:: The task ::
Write out every entry exactly as it appears.

:: Records for processing ::
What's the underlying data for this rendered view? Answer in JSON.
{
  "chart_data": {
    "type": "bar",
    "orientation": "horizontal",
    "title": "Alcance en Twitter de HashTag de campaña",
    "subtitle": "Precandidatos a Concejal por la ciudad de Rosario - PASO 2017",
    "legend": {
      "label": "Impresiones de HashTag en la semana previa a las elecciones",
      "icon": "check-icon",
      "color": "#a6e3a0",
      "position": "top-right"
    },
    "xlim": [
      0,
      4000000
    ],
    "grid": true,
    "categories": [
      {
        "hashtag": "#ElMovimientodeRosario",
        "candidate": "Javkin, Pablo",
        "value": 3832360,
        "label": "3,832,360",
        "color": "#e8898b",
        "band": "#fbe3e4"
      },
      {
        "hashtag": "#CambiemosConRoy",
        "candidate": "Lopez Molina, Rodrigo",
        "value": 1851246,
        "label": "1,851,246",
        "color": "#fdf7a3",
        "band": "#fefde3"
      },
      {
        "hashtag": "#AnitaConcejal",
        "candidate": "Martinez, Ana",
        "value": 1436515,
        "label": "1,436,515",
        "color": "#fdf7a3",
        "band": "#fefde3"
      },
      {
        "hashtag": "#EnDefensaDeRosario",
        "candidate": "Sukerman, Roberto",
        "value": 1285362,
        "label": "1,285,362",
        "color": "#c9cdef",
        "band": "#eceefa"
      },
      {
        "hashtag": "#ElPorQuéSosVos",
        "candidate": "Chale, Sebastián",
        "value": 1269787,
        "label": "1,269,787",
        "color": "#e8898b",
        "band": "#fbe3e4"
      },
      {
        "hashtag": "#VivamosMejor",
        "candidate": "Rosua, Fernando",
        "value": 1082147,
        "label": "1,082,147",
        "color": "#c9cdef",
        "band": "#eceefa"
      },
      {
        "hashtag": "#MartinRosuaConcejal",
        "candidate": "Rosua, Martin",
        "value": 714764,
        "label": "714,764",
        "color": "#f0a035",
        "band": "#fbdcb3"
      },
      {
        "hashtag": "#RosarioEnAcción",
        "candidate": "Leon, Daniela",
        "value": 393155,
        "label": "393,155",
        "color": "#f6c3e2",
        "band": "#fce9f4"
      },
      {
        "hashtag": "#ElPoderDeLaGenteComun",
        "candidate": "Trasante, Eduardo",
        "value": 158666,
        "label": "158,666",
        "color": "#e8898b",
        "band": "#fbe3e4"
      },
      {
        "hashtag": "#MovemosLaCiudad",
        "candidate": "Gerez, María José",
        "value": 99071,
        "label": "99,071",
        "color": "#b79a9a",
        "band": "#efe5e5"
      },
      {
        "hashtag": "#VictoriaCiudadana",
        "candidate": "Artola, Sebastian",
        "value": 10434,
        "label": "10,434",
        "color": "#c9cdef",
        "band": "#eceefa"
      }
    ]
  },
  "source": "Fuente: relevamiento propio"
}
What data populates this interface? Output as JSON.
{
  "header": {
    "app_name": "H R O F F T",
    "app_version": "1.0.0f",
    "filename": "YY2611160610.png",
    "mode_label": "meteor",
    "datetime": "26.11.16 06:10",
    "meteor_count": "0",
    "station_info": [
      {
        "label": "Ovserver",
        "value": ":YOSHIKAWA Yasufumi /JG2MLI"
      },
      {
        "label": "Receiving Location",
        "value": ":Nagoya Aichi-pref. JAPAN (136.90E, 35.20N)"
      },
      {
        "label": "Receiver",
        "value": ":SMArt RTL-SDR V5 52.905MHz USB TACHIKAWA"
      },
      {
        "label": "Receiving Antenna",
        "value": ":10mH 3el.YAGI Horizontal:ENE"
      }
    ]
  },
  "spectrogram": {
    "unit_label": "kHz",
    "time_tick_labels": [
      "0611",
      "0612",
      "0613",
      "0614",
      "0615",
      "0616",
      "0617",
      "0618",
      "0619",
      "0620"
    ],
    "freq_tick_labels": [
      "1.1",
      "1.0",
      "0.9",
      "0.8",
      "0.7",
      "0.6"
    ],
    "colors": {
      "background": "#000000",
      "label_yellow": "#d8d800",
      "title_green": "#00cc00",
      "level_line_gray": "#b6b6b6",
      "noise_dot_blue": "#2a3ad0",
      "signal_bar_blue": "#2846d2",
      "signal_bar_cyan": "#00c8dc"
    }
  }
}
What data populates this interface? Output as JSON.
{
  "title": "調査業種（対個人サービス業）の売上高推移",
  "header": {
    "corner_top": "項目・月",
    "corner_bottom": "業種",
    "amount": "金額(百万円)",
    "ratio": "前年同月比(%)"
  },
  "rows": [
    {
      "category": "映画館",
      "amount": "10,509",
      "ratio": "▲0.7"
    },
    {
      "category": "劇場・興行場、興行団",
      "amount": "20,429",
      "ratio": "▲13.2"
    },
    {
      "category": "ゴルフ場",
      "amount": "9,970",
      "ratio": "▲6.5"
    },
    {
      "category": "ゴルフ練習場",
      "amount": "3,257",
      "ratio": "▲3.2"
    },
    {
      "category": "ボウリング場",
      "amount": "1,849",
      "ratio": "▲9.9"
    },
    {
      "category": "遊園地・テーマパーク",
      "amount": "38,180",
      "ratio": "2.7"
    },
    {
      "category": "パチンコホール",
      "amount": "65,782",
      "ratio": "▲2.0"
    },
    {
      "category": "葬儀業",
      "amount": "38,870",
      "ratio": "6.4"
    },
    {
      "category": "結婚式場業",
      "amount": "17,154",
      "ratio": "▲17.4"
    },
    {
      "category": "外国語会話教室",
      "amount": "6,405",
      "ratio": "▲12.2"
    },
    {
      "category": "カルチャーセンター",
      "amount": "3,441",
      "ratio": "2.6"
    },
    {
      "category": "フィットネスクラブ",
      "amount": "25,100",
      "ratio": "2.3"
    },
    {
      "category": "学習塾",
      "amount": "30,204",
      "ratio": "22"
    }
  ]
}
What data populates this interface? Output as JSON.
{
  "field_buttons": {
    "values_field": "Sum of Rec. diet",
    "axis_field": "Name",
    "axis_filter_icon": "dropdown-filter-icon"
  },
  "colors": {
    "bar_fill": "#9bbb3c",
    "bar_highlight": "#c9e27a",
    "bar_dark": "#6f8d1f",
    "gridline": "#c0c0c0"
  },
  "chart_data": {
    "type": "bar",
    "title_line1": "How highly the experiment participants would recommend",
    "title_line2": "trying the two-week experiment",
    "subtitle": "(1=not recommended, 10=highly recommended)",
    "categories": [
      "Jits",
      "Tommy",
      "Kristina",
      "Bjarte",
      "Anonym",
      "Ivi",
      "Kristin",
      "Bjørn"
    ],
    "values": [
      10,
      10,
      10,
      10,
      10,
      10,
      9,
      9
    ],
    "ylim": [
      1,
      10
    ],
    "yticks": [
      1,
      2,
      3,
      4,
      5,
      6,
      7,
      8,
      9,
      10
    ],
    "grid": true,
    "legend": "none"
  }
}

:: Answer ::
What's the underlying data for this rendered view? Answer in JSON.
{
  "chart_data": {
    "type": "bar",
    "orientation": "horizontal",
    "title": "Alcance en Twitter de HashTag de campaña",
    "subtitle": "Precandidatos a Concejal por la ciudad de Rosario - PASO 2017",
    "legend": {
      "label": "Impresiones de HashTag en la semana previa a las elecciones",
      "icon": "check-icon",
      "color": "#a6e3a0",
      "position": "top-right"
    },
    "xlim": [
      0,
      4000000
    ],
    "grid": true,
    "categories": [
      {
        "hashtag": "#ElMovimientodeRosario",
        "candidate": "Javkin, Pablo",
        "value": 3832360,
        "label": "3,832,360",
        "color": "#e8898b",
        "band": "#fbe3e4"
      },
      {
        "hashtag": "#CambiemosConRoy",
        "candidate": "Lopez Molina, Rodrigo",
        "value": 1851246,
        "label": "1,851,246",
        "color": "#fdf7a3",
        "band": "#fefde3"
      },
      {
        "hashtag": "#AnitaConcejal",
        "candidate": "Martinez, Ana",
        "value": 1436515,
        "label": "1,436,515",
        "color": "#fdf7a3",
        "band": "#fefde3"
      },
      {
        "hashtag": "#EnDefensaDeRosario",
        "candidate": "Sukerman, Roberto",
        "value": 1285362,
        "label": "1,285,362",
        "color": "#c9cdef",
        "band": "#eceefa"
      },
      {
        "hashtag": "#ElPorQuéSosVos",
        "candidate": "Chale, Sebastián",
        "value": 1269787,
        "label": "1,269,787",
        "color": "#e8898b",
        "band": "#fbe3e4"
      },
      {
        "hashtag": "#VivamosMejor",
        "candidate": "Rosua, Fernando",
        "value": 1082147,
        "label": "1,082,147",
        "color": "#c9cdef",
        "band": "#eceefa"
      },
      {
        "hashtag": "#MartinRosuaConcejal",
        "candidate": "Rosua, Martin",
        "value": 714764,
        "label": "714,764",
        "color": "#f0a035",
        "band": "#fbdcb3"
      },
      {
        "hashtag": "#RosarioEnAcción",
        "candidate": "Leon, Daniela",
        "value": 393155,
        "label": "393,155",
        "color": "#f6c3e2",
        "band": "#fce9f4"
      },
      {
        "hashtag": "#ElPoderDeLaGenteComun",
        "candidate": "Trasante, Eduardo",
        "value": 158666,
        "label": "158,666",
        "color": "#e8898b",
        "band": "#fbe3e4"
      },
      {
        "hashtag": "#MovemosLaCiudad",
        "candidate": "Gerez, María José",
        "value": 99071,
        "label": "99,071",
        "color": "#b79a9a",
        "band": "#efe5e5"
      },
      {
        "hashtag": "#VictoriaCiudadana",
        "candidate": "Artola, Sebastian",
        "value": 10434,
        "label": "10,434",
        "color": "#c9cdef",
        "band": "#eceefa"
      }
    ]
  },
  "source": "Fuente: relevamiento propio"
}
What data populates this interface? Output as JSON.
{
  "header": {
    "app_name": "H R O F F T",
    "app_version": "1.0.0f",
    "filename": "YY2611160610.png",
    "mode_label": "meteor",
    "datetime": "26.11.16 06:10",
    "meteor_count": "0",
    "station_info": [
      {
        "label": "Ovserver",
        "value": ":YOSHIKAWA Yasufumi /JG2MLI"
      },
      {
        "label": "Receiving Location",
        "value": ":Nagoya Aichi-pref. JAPAN (136.90E, 35.20N)"
      },
      {
        "label": "Receiver",
        "value": ":SMArt RTL-SDR V5 52.905MHz USB TACHIKAWA"
      },
      {
        "label": "Receiving Antenna",
        "value": ":10mH 3el.YAGI Horizontal:ENE"
      }
    ]
  },
  "spectrogram": {
    "unit_label": "kHz",
    "time_tick_labels": [
      "0611",
      "0612",
      "0613",
      "0614",
      "0615",
      "0616",
      "0617",
      "0618",
      "0619",
      "0620"
    ],
    "freq_tick_labels": [
      "1.1",
      "1.0",
      "0.9",
      "0.8",
      "0.7",
      "0.6"
    ],
    "colors": {
      "background": "#000000",
      "label_yellow": "#d8d800",
      "title_green": "#00cc00",
      "level_line_gray": "#b6b6b6",
      "noise_dot_blue": "#2a3ad0",
      "signal_bar_blue": "#2846d2",
      "signal_bar_cyan": "#00c8dc"
    }
  }
}
What data populates this interface? Output as JSON.
{
  "title": "調査業種（対個人サービス業）の売上高推移",
  "header": {
    "corner_top": "項目・月",
    "corner_bottom": "業種",
    "amount": "金額(百万円)",
    "ratio": "前年同月比(%)"
  },
  "rows": [
    {
      "category": "映画館",
      "amount": "10,509",
      "ratio": "▲0.7"
    },
    {
      "category": "劇場・興行場、興行団",
      "amount": "20,429",
      "ratio": "▲13.2"
    },
    {
      "category": "ゴルフ場",
      "amount": "9,970",
      "ratio": "▲6.5"
    },
    {
      "category": "ゴルフ練習場",
      "amount": "3,257",
      "ratio": "▲3.2"
    },
    {
      "category": "ボウリング場",
      "amount": "1,849",
      "ratio": "▲9.9"
    },
    {
      "category": "遊園地・テーマパーク",
      "amount": "38,180",
      "ratio": "2.7"
    },
    {
      "category": "パチンコホール",
      "amount": "65,782",
      "ratio": "▲2.0"
    },
    {
      "category": "葬儀業",
      "amount": "38,870",
      "ratio": "6.4"
    },
    {
      "category": "結婚式場業",
      "amount": "17,154",
      "ratio": "▲17.4"
    },
    {
      "category": "外国語会話教室",
      "amount": "6,405",
      "ratio": "▲12.2"
    },
    {
      "category": "カルチャーセンター",
      "amount": "3,441",
      "ratio": "2.6"
    },
    {
      "category": "フィットネスクラブ",
      "amount": "25,100",
      "ratio": "2.3"
    },
    {
      "category": "学習塾",
      "amount": "30,204",
      "ratio": "22"
    }
  ]
}
What data populates this interface? Output as JSON.
{
  "field_buttons": {
    "values_field": "Sum of Rec. diet",
    "axis_field": "Name",
    "axis_filter_icon": "dropdown-filter-icon"
  },
  "colors": {
    "bar_fill": "#9bbb3c",
    "bar_highlight": "#c9e27a",
    "bar_dark": "#6f8d1f",
    "gridline": "#c0c0c0"
  },
  "chart_data": {
    "type": "bar",
    "title_line1": "How highly the experiment participants would recommend",
    "title_line2": "trying the two-week experiment",
    "subtitle": "(1=not recommended, 10=highly recommended)",
    "categories": [
      "Jits",
      "Tommy",
      "Kristina",
      "Bjarte",
      "Anonym",
      "Ivi",
      "Kristin",
      "Bjørn"
    ],
    "values": [
      10,
      10,
      10,
      10,
      10,
      10,
      9,
      9
    ],
    "ylim": [
      1,
      10
    ],
    "yticks": [
      1,
      2,
      3,
      4,
      5,
      6,
      7,
      8,
      9,
      10
    ],
    "grid": true,
    "legend": "none"
  }
}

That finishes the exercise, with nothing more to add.